▶ **Job**:
Below are records to be output exactly, every one of them.

▶ **Extracted data entries**:
╭──

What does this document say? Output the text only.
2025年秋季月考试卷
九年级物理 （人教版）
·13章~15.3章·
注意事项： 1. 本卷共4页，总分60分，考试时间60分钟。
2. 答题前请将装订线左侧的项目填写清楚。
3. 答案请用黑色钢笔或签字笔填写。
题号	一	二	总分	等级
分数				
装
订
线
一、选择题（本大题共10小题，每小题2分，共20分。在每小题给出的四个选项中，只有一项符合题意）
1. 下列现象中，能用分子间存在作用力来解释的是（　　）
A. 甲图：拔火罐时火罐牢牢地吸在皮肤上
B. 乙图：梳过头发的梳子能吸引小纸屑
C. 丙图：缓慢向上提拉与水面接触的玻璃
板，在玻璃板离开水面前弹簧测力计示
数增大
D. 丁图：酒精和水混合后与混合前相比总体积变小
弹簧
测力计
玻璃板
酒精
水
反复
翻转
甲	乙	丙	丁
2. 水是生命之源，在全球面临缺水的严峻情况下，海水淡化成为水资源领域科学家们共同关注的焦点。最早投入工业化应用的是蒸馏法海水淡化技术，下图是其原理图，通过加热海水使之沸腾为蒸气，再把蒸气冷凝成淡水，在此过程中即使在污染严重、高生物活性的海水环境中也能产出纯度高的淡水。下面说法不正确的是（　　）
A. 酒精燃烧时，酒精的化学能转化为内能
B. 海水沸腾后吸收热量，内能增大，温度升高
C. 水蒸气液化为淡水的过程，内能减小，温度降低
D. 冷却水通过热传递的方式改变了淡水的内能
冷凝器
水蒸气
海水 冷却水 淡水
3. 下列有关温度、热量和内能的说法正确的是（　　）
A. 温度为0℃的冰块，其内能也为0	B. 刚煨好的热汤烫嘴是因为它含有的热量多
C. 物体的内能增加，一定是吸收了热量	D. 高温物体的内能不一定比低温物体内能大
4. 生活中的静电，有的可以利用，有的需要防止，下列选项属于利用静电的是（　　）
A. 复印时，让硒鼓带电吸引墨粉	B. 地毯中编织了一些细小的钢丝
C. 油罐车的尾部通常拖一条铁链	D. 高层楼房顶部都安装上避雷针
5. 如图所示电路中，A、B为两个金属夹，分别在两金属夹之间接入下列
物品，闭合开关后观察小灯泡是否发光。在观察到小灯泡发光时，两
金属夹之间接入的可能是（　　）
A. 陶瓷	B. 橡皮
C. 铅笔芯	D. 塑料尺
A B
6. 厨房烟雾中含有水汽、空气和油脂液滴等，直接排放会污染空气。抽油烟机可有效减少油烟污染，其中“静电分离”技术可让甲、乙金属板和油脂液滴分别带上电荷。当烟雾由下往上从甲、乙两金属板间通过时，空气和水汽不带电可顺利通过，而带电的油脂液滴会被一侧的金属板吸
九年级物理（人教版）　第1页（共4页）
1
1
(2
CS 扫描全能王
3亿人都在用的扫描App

╰──

▶ **Expected output**:
What does this document say? Output the text only.
2025年秋季月考试卷
九年级物理 （人教版）
·13章~15.3章·
注意事项： 1. 本卷共4页，总分60分，考试时间60分钟。
2. 答题前请将装订线左侧的项目填写清楚。
3. 答案请用黑色钢笔或签字笔填写。
题号	一	二	总分	等级
分数				
装
订
线
一、选择题（本大题共10小题，每小题2分，共20分。在每小题给出的四个选项中，只有一项符合题意）
1. 下列现象中，能用分子间存在作用力来解释的是（　　）
A. 甲图：拔火罐时火罐牢牢地吸在皮肤上
B. 乙图：梳过头发的梳子能吸引小纸屑
C. 丙图：缓慢向上提拉与水面接触的玻璃
板，在玻璃板离开水面前弹簧测力计示
数增大
D. 丁图：酒精和水混合后与混合前相比总体积变小
弹簧
测力计
玻璃板
酒精
水
反复
翻转
甲	乙	丙	丁
2. 水是生命之源，在全球面临缺水的严峻情况下，海水淡化成为水资源领域科学家们共同关注的焦点。最早投入工业化应用的是蒸馏法海水淡化技术，下图是其原理图，通过加热海水使之沸腾为蒸气，再把蒸气冷凝成淡水，在此过程中即使在污染严重、高生物活性的海水环境中也能产出纯度高的淡水。下面说法不正确的是（　　）
A. 酒精燃烧时，酒精的化学能转化为内能
B. 海水沸腾后吸收热量，内能增大，温度升高
C. 水蒸气液化为淡水的过程，内能减小，温度降低
D. 冷却水通过热传递的方式改变了淡水的内能
冷凝器
水蒸气
海水 冷却水 淡水
3. 下列有关温度、热量和内能的说法正确的是（　　）
A. 温度为0℃的冰块，其内能也为0	B. 刚煨好的热汤烫嘴是因为它含有的热量多
C. 物体的内能增加，一定是吸收了热量	D. 高温物体的内能不一定比低温物体内能大
4. 生活中的静电，有的可以利用，有的需要防止，下列选项属于利用静电的是（　　）
A. 复印时，让硒鼓带电吸引墨粉	B. 地毯中编织了一些细小的钢丝
C. 油罐车的尾部通常拖一条铁链	D. 高层楼房顶部都安装上避雷针
5. 如图所示电路中，A、B为两个金属夹，分别在两金属夹之间接入下列
物品，闭合开关后观察小灯泡是否发光。在观察到小灯泡发光时，两
金属夹之间接入的可能是（　　）
A. 陶瓷	B. 橡皮
C. 铅笔芯	D. 塑料尺
A B
6. 厨房烟雾中含有水汽、空气和油脂液滴等，直接排放会污染空气。抽油烟机可有效减少油烟污染，其中“静电分离”技术可让甲、乙金属板和油脂液滴分别带上电荷。当烟雾由下往上从甲、乙两金属板间通过时，空气和水汽不带电可顺利通过，而带电的油脂液滴会被一侧的金属板吸
九年级物理（人教版）　第1页（共4页）
1
1
(2
CS 扫描全能王
3亿人都在用的扫描App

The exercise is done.